| TO-DO LIST |
A – Repeat a passage from the post about Shakespeare Behind Bars word for word, beginning at the words "Hank Rogerson’s documentary" and stopping after "forgiveness and redemption.".
B – Write what follows in the post about Shakespeare Behind Bars, picking up right after its final sentence.

Sherry Chandler » Shakespeare Behind Bars
Shakespeare Behind Bars
Since 1995, Curt Tofteland, a man to whose training in a one-week workshop, I largely owe the freedom with which I read my poetry, has conducted a program called Shakespeare Behind Bars. In Luther Luckett Correctional Facility, which we locals call LaGrange, Curt directs a troupe of inmates in one Shakespeare play a season. This year’s production will be Measure for Measure.
Hank Rogerson’s documentary film, also called Shakespeare Behind Bars, follows the troupe through its 2003 season. The play is The Tempest. Interviews — more accurately, perhaps, personal monologues — with the players are interspersed with scenes of rehearsal and character development. We are allowed to see the way in which developing their character for the stage leads to introspection about their own pasts and possibilities for their futures. It is a wonderful thing — in the Shakespearean sense — to watch these men find links in their own lives to this 400-year-old play about a magician’s growth from revenge to forgiveness and redemption.
Each of these men in his own way seeks redemption, forgiveness, self-forgiveness. Some fail miserably in the quest. None succeeds fully within the course of this film. But with others — Sammie perhaps or Hal — we see a glimmering of hope.

| SUPPLIED INFORMATION |
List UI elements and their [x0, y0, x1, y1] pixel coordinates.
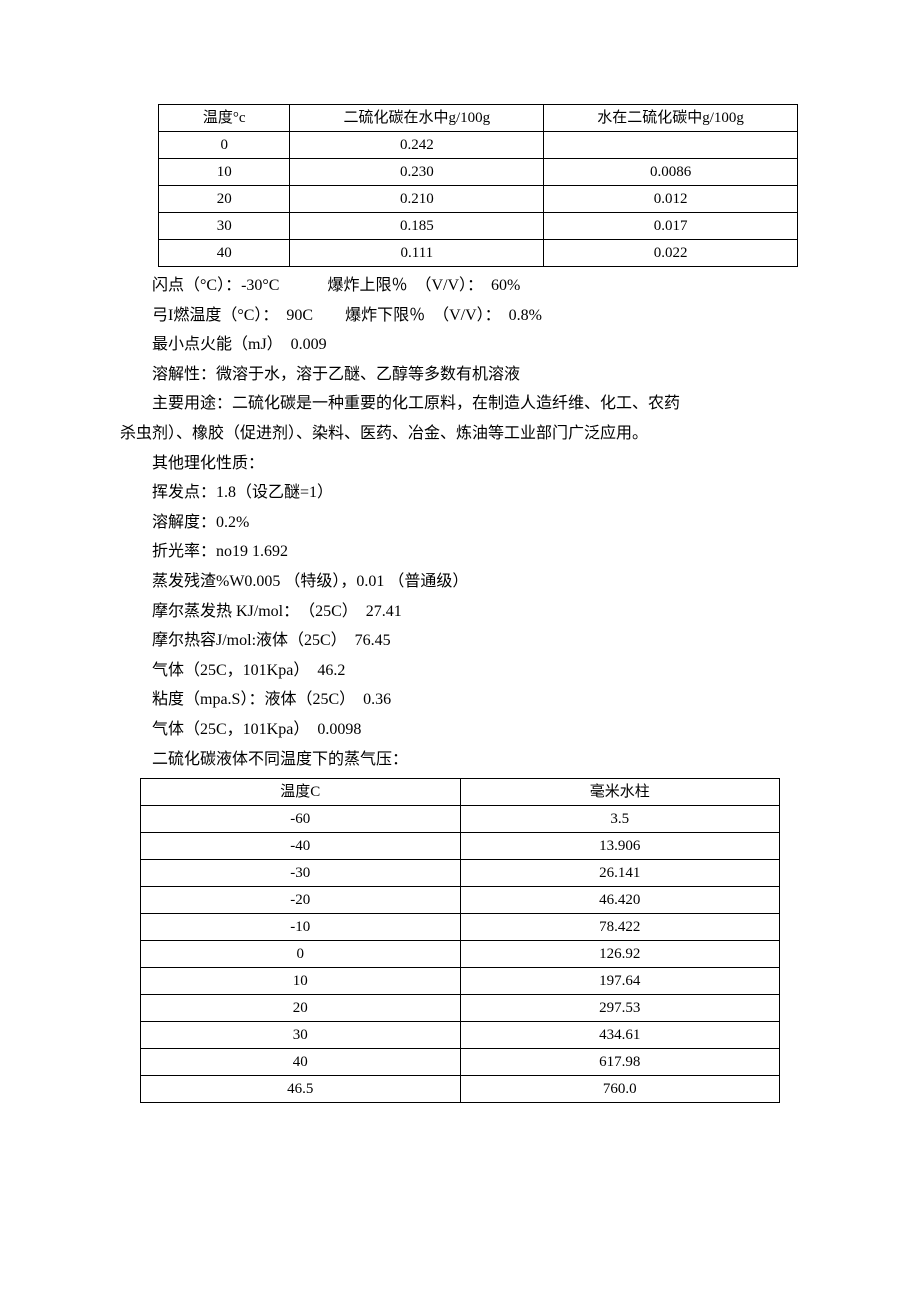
table-row: -4013.906 [141, 833, 780, 860]
cell: 40 [159, 240, 290, 267]
cell: 10 [141, 968, 461, 995]
cell: 0.230 [290, 159, 544, 186]
table-row: 20 0.210 0.012 [159, 186, 798, 213]
table-row: -2046.420 [141, 887, 780, 914]
table-row: -603.5 [141, 806, 780, 833]
body-paragraph: 气体（25C，101Kpa） 0.0098 [120, 715, 800, 745]
cell: 0.111 [290, 240, 544, 267]
cell: 46.5 [141, 1076, 461, 1103]
table-row: 40 0.111 0.022 [159, 240, 798, 267]
col-header: 水在二硫化碳中g/100g [544, 105, 798, 132]
table-header-row: 温度C 毫米水柱 [141, 779, 780, 806]
col-header: 二硫化碳在水中g/100g [290, 105, 544, 132]
cell: -10 [141, 914, 461, 941]
cell: 26.141 [460, 860, 780, 887]
cell: 40 [141, 1049, 461, 1076]
cell: 0 [159, 132, 290, 159]
table-row: 0126.92 [141, 941, 780, 968]
cell: 197.64 [460, 968, 780, 995]
cell: 46.420 [460, 887, 780, 914]
cell: 0 [141, 941, 461, 968]
cell: 20 [141, 995, 461, 1022]
body-paragraph: 蒸发残渣%W0.005 （特级），0.01 （普通级） [120, 567, 800, 597]
body-paragraph-continuation: 杀虫剂）、橡胶（促进剂）、染料、医药、冶金、炼油等工业部门广泛应用。 [120, 419, 800, 449]
cell: 0.0086 [544, 159, 798, 186]
table-row: 46.5760.0 [141, 1076, 780, 1103]
cell [544, 132, 798, 159]
table-row: 20297.53 [141, 995, 780, 1022]
body-paragraph: 粘度（mpa.S）：液体（25C） 0.36 [120, 685, 800, 715]
body-paragraph: 主要用途：二硫化碳是一种重要的化工原料，在制造人造纤维、化工、农药 [120, 389, 800, 419]
cell: 126.92 [460, 941, 780, 968]
cell: 20 [159, 186, 290, 213]
table-row: -1078.422 [141, 914, 780, 941]
body-paragraph: 二硫化碳液体不同温度下的蒸气压： [120, 745, 800, 775]
cell: 3.5 [460, 806, 780, 833]
body-paragraph: 挥发点：1.8（设乙醚=1） [120, 478, 800, 508]
cell: -60 [141, 806, 461, 833]
table-row: 30 0.185 0.017 [159, 213, 798, 240]
cell: 297.53 [460, 995, 780, 1022]
body-paragraph: 气体（25C，101Kpa） 46.2 [120, 656, 800, 686]
cell: 0.022 [544, 240, 798, 267]
cell: 760.0 [460, 1076, 780, 1103]
body-paragraph: 摩尔热容J/mol:液体（25C） 76.45 [120, 626, 800, 656]
cell: 13.906 [460, 833, 780, 860]
body-paragraph: 溶解性：微溶于水，溶于乙醚、乙醇等多数有机溶液 [120, 360, 800, 390]
cell: 10 [159, 159, 290, 186]
body-paragraph: 溶解度：0.2% [120, 508, 800, 538]
col-header: 温度C [141, 779, 461, 806]
cell: 78.422 [460, 914, 780, 941]
cell: -40 [141, 833, 461, 860]
body-paragraph: 最小点火能（mJ） 0.009 [120, 330, 800, 360]
body-paragraph: 折光率：no19 1.692 [120, 537, 800, 567]
cell: -20 [141, 887, 461, 914]
table-row: 40617.98 [141, 1049, 780, 1076]
body-paragraph: 摩尔蒸发热 KJ/mol： （25C） 27.41 [120, 597, 800, 627]
solubility-table: 温度°c 二硫化碳在水中g/100g 水在二硫化碳中g/100g 0 0.242… [158, 104, 798, 267]
col-header: 毫米水柱 [460, 779, 780, 806]
cell: 617.98 [460, 1049, 780, 1076]
body-paragraph: 其他理化性质： [120, 449, 800, 479]
cell: 30 [141, 1022, 461, 1049]
cell: 434.61 [460, 1022, 780, 1049]
table-row: 10197.64 [141, 968, 780, 995]
col-header: 温度°c [159, 105, 290, 132]
cell: -30 [141, 860, 461, 887]
cell: 30 [159, 213, 290, 240]
body-paragraph: 弓I燃温度（°C）： 90C 爆炸下限％ （V/V）： 0.8% [120, 301, 800, 331]
table-row: -3026.141 [141, 860, 780, 887]
cell: 0.242 [290, 132, 544, 159]
body-text: 闪点（°C）：-30°C 爆炸上限％ （V/V）： 60%弓I燃温度（°C）： … [120, 271, 800, 774]
vapor-pressure-table: 温度C 毫米水柱 -603.5 -4013.906 -3026.141 -204… [140, 778, 780, 1103]
table-header-row: 温度°c 二硫化碳在水中g/100g 水在二硫化碳中g/100g [159, 105, 798, 132]
table-row: 10 0.230 0.0086 [159, 159, 798, 186]
cell: 0.210 [290, 186, 544, 213]
cell: 0.185 [290, 213, 544, 240]
cell: 0.012 [544, 186, 798, 213]
table-row: 0 0.242 [159, 132, 798, 159]
cell: 0.017 [544, 213, 798, 240]
table-row: 30434.61 [141, 1022, 780, 1049]
body-paragraph: 闪点（°C）：-30°C 爆炸上限％ （V/V）： 60% [120, 271, 800, 301]
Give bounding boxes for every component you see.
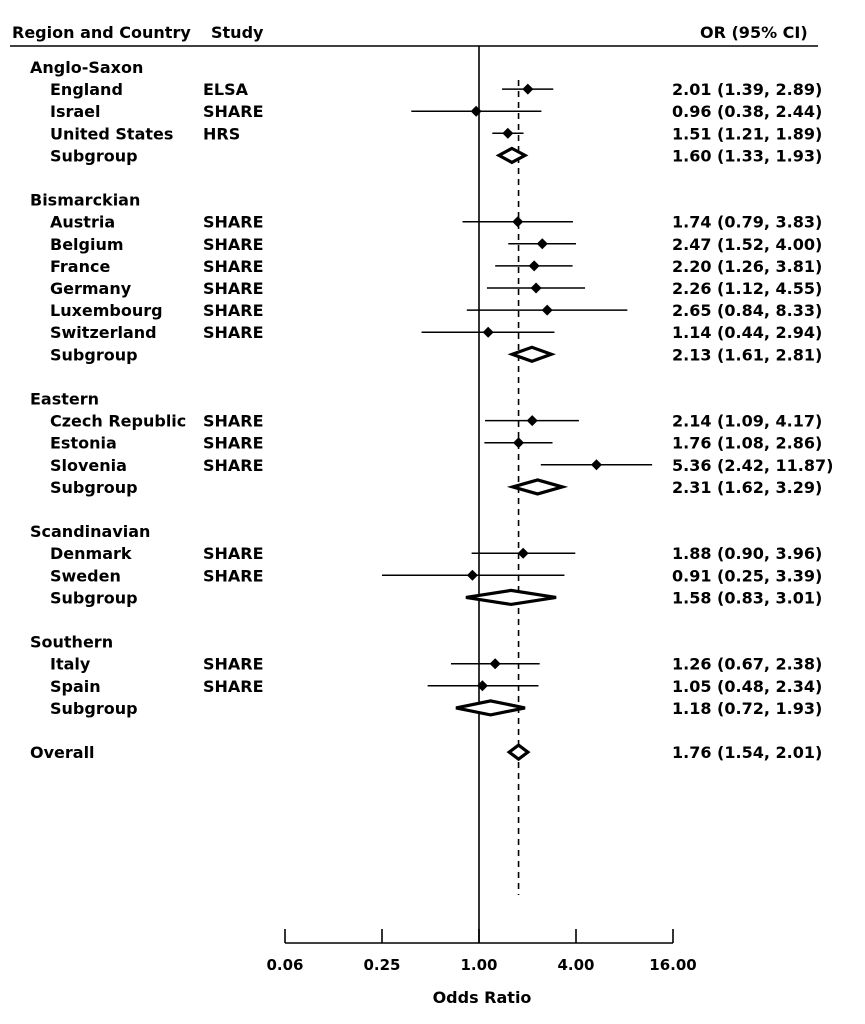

| RESULTS OF THE EXERCISE |
A –
Hank Rogerson’s documentary film, also called Shakespeare Behind Bars, follows the troupe through its 2003 season. The play is The Tempest. Interviews — more accurately, perhaps, personal monologues — with the players are interspersed with scenes of rehearsal and character development. We are allowed to see the way in which developing their character for the stage leads to introspection about their own pasts and possibilities for their futures. It is a wonderful thing — in the Shakespearean sense — to watch these men find links in their own lives to this 400-year-old play about a magician’s growth from revenge to forgiveness and redemption.

B –
Watching the film, we are with them in this struggle, we want them to suceed, we hurt with them when they fail.
These men are amazingly willing to show themselves open and vulnerable. To be an actor, one must be open and vulnerable, and some of these men are remarkable actors. It must take great courage to put on costumes and play these roles before their fellows in “the yard.”
Consider Red, a man convicted of armed robbery. By necessity, the troupe returns to the Shakespearean tradition in which all parts are taken by men. Red is chosen to play the 15-year-old ingénue Miranda. He didn’t want this part, says it is “put on him” by the others because of his looks. But by the performance date, he has found within himself remnants of innocence and vulnerability so that he can convincingly speak those famous words “Oh brave new world that has such people in it.”
A film, even a documentary, is a crafted thing, an artifact. It is necessary to remember that what we are seeing within the ninety minutes of this film is not the whole of these men’s lives and that these men do not necessarily exemplify the huge population of prisoners in the United States. Luther Luckett is an exceptional prison and these men are exceptional within Luther Luckett Those chosen to be players must be model prisoners. Nevertheless, this film will shred prejudices. For me, the first was that convicted felons are by definition ignorant, illiterate, and without self-knowledge.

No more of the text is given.